• **What is being asked**
Reproduce this listing in full.

• **Working data**
%%

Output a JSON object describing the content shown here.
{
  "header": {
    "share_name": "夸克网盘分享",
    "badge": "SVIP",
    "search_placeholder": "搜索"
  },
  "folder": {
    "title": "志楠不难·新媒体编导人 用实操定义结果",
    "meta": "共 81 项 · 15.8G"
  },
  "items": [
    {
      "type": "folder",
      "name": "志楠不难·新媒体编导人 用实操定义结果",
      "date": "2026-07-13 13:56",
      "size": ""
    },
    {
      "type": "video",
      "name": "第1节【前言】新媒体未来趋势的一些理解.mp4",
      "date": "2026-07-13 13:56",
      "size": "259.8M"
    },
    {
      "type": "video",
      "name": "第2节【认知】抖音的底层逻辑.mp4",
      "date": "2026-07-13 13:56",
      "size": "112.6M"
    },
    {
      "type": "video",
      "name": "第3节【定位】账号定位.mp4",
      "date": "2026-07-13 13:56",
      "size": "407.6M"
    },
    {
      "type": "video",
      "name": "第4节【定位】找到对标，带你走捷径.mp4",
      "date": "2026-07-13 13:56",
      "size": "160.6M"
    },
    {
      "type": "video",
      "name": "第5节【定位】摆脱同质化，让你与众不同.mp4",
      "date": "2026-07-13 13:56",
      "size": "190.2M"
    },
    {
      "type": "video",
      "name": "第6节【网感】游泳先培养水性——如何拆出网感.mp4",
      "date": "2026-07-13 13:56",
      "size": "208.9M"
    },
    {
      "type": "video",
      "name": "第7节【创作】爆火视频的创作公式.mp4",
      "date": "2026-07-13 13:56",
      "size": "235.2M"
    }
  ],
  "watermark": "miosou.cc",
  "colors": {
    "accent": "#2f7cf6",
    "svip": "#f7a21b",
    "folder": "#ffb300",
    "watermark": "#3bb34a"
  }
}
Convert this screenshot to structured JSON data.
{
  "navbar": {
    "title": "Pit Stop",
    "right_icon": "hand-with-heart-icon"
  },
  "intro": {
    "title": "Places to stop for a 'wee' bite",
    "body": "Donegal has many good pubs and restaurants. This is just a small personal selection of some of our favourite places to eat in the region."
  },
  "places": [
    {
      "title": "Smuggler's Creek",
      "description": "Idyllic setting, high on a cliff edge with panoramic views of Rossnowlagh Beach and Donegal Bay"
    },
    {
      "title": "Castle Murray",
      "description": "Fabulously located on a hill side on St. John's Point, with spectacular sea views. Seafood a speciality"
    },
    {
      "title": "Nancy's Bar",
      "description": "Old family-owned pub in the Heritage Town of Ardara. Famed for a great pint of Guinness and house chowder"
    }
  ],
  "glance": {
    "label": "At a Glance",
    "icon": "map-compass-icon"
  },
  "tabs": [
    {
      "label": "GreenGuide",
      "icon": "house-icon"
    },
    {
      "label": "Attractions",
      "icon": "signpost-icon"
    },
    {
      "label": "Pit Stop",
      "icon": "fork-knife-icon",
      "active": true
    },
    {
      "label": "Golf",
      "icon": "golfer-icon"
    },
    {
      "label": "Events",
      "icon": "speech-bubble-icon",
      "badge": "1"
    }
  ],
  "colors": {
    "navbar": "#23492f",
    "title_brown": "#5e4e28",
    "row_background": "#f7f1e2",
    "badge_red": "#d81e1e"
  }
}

%%

• **Correct response**
Output a JSON object describing the content shown here.
{
  "header": {
    "share_name": "夸克网盘分享",
    "badge": "SVIP",
    "search_placeholder": "搜索"
  },
  "folder": {
    "title": "志楠不难·新媒体编导人 用实操定义结果",
    "meta": "共 81 项 · 15.8G"
  },
  "items": [
    {
      "type": "folder",
      "name": "志楠不难·新媒体编导人 用实操定义结果",
      "date": "2026-07-13 13:56",
      "size": ""
    },
    {
      "type": "video",
      "name": "第1节【前言】新媒体未来趋势的一些理解.mp4",
      "date": "2026-07-13 13:56",
      "size": "259.8M"
    },
    {
      "type": "video",
      "name": "第2节【认知】抖音的底层逻辑.mp4",
      "date": "2026-07-13 13:56",
      "size": "112.6M"
    },
    {
      "type": "video",
      "name": "第3节【定位】账号定位.mp4",
      "date": "2026-07-13 13:56",
      "size": "407.6M"
    },
    {
      "type": "video",
      "name": "第4节【定位】找到对标，带你走捷径.mp4",
      "date": "2026-07-13 13:56",
      "size": "160.6M"
    },
    {
      "type": "video",
      "name": "第5节【定位】摆脱同质化，让你与众不同.mp4",
      "date": "2026-07-13 13:56",
      "size": "190.2M"
    },
    {
      "type": "video",
      "name": "第6节【网感】游泳先培养水性——如何拆出网感.mp4",
      "date": "2026-07-13 13:56",
      "size": "208.9M"
    },
    {
      "type": "video",
      "name": "第7节【创作】爆火视频的创作公式.mp4",
      "date": "2026-07-13 13:56",
      "size": "235.2M"
    }
  ],
  "watermark": "miosou.cc",
  "colors": {
    "accent": "#2f7cf6",
    "svip": "#f7a21b",
    "folder": "#ffb300",
    "watermark": "#3bb34a"
  }
}
Convert this screenshot to structured JSON data.
{
  "navbar": {
    "title": "Pit Stop",
    "right_icon": "hand-with-heart-icon"
  },
  "intro": {
    "title": "Places to stop for a 'wee' bite",
    "body": "Donegal has many good pubs and restaurants. This is just a small personal selection of some of our favourite places to eat in the region."
  },
  "places": [
    {
      "title": "Smuggler's Creek",
      "description": "Idyllic setting, high on a cliff edge with panoramic views of Rossnowlagh Beach and Donegal Bay"
    },
    {
      "title": "Castle Murray",
      "description": "Fabulously located on a hill side on St. John's Point, with spectacular sea views. Seafood a speciality"
    },
    {
      "title": "Nancy's Bar",
      "description": "Old family-owned pub in the Heritage Town of Ardara. Famed for a great pint of Guinness and house chowder"
    }
  ],
  "glance": {
    "label": "At a Glance",
    "icon": "map-compass-icon"
  },
  "tabs": [
    {
      "label": "GreenGuide",
      "icon": "house-icon"
    },
    {
      "label": "Attractions",
      "icon": "signpost-icon"
    },
    {
      "label": "Pit Stop",
      "icon": "fork-knife-icon",
      "active": true
    },
    {
      "label": "Golf",
      "icon": "golfer-icon"
    },
    {
      "label": "Events",
      "icon": "speech-bubble-icon",
      "badge": "1"
    }
  ],
  "colors": {
    "navbar": "#23492f",
    "title_brown": "#5e4e28",
    "row_background": "#f7f1e2",
    "badge_red": "#d81e1e"
  }
}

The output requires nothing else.